> WRITTEN INSTRUCTION:
Keep every line where the word "this" appears; drop the rest.

> DATA TO USE:
◆ ◆ ◆ ◆

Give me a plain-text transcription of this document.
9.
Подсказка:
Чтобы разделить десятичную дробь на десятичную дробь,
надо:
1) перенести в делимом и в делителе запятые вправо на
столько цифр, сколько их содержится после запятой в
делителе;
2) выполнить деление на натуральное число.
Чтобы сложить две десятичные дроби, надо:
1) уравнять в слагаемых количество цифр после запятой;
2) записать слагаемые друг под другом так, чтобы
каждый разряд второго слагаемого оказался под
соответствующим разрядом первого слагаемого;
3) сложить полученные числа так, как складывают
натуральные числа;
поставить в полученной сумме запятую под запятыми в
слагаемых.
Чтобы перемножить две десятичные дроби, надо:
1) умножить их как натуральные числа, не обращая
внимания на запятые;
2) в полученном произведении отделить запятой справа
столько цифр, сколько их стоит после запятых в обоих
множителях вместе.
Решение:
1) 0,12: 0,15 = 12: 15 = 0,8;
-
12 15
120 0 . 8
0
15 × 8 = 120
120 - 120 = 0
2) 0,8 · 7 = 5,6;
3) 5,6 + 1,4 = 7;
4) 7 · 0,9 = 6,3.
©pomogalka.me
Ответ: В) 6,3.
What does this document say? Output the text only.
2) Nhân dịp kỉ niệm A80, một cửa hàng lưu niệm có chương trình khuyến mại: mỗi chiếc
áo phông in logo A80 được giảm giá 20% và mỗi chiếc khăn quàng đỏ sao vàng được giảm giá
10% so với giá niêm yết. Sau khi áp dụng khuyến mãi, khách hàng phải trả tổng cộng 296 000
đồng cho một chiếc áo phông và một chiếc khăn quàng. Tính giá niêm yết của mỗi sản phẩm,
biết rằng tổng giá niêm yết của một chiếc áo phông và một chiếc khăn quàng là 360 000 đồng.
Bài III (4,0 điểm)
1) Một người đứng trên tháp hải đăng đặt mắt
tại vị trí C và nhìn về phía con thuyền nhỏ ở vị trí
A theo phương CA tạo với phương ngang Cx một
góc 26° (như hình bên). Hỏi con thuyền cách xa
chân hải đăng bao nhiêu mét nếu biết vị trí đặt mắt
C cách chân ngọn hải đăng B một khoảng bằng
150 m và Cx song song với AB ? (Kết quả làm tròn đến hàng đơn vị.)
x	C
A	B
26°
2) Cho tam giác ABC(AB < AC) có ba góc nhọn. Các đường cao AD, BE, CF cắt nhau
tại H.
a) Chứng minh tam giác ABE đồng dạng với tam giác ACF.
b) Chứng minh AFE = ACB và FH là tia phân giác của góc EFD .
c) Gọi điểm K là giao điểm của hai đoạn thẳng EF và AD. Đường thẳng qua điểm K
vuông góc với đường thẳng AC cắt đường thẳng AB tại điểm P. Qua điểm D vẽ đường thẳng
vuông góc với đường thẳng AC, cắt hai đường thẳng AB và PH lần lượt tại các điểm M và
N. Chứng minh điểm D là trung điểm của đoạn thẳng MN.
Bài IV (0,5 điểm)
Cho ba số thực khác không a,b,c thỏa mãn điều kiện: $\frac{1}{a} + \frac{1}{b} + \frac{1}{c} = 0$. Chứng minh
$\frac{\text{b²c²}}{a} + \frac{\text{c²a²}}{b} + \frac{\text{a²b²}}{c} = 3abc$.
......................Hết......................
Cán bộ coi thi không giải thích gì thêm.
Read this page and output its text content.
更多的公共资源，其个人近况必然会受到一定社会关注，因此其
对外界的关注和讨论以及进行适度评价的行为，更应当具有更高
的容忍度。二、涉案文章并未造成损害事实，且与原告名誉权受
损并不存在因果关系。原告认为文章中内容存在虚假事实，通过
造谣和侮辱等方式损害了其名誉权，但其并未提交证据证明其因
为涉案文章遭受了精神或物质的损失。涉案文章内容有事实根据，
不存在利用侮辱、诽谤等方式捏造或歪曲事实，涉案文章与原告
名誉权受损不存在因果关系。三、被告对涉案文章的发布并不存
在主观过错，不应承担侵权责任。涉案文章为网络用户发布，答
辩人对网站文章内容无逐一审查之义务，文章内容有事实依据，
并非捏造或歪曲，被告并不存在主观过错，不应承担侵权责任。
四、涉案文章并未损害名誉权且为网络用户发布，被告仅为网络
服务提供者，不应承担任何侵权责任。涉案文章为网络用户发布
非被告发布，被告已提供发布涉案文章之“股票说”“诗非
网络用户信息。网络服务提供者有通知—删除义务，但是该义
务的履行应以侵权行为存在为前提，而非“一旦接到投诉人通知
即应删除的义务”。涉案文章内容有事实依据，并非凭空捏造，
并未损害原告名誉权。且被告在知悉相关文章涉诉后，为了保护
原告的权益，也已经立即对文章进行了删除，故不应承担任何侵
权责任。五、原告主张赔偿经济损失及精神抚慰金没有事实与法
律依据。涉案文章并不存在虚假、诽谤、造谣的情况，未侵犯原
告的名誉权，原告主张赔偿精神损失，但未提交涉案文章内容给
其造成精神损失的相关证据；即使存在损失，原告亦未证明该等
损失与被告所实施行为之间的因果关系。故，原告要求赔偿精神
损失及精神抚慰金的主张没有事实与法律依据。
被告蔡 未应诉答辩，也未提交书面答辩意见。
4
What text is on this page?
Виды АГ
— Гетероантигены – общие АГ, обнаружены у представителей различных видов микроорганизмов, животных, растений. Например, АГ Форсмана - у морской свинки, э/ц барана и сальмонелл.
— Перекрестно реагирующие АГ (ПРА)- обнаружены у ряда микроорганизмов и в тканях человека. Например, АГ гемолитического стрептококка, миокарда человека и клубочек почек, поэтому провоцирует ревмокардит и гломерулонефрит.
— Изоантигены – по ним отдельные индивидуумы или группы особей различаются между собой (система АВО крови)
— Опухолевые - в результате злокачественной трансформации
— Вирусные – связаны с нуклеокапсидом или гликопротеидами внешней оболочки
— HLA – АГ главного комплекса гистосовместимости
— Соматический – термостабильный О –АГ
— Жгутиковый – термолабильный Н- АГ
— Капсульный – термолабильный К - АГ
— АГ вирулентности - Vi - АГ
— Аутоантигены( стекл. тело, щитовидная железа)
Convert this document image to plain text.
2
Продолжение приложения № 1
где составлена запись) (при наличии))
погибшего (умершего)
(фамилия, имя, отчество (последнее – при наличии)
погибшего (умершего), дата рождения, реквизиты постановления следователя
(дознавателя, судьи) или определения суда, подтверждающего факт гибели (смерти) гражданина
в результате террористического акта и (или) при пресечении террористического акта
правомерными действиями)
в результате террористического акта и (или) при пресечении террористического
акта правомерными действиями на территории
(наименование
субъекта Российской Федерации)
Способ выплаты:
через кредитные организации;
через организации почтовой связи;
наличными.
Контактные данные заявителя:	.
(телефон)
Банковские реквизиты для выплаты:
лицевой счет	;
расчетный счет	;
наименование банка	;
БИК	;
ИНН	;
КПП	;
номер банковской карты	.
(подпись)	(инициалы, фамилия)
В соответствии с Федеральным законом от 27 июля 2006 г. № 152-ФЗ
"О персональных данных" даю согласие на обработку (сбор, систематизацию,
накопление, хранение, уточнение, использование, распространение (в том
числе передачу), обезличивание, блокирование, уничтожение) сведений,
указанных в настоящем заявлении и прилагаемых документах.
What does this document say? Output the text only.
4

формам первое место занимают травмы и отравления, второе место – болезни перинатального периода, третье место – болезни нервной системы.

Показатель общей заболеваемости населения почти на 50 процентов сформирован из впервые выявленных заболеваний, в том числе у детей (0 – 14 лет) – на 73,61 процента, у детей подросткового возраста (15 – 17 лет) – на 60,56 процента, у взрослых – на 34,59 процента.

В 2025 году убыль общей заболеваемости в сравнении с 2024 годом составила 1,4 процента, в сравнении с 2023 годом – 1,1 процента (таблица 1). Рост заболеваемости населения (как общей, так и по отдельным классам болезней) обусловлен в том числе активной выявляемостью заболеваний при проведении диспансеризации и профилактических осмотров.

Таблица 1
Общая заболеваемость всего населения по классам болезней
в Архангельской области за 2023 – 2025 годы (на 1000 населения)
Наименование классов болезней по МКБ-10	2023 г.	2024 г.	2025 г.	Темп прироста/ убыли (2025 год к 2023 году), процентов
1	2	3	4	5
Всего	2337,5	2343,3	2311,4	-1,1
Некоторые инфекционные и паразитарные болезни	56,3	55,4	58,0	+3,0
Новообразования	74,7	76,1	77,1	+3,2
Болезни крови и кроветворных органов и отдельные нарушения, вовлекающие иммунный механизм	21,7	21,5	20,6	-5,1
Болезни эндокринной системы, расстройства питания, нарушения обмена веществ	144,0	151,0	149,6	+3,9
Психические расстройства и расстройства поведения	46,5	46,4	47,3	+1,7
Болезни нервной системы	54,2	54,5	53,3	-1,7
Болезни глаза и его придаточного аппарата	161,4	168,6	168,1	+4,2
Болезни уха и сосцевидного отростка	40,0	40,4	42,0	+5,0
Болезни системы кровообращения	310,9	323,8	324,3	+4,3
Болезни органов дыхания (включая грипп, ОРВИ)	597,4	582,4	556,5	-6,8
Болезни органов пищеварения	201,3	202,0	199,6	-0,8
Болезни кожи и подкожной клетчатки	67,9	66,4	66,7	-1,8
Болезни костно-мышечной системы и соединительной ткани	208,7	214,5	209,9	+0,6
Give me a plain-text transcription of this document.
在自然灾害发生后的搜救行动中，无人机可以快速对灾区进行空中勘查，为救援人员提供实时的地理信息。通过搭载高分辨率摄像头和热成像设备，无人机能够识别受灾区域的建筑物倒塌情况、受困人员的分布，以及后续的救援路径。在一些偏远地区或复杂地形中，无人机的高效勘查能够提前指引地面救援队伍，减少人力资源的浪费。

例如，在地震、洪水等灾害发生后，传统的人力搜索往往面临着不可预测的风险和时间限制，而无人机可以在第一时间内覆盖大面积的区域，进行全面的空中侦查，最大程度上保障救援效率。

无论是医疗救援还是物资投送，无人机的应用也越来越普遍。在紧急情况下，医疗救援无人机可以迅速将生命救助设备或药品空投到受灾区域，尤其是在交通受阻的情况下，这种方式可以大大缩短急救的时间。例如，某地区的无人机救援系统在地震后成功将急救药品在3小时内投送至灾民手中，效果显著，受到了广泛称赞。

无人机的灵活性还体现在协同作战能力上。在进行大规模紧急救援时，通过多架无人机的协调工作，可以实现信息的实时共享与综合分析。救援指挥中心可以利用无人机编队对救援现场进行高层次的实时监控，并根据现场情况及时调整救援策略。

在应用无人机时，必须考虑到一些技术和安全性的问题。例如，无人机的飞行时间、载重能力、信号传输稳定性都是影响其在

◆ ◆ ◆ ◆

> WRITTEN ANSWER:
Give me a plain-text transcription of this document.
What does this document say? Output the text only.
Read this page and output its text content.
What text is on this page?
Convert this document image to plain text.
What does this document say? Output the text only.
Give me a plain-text transcription of this document.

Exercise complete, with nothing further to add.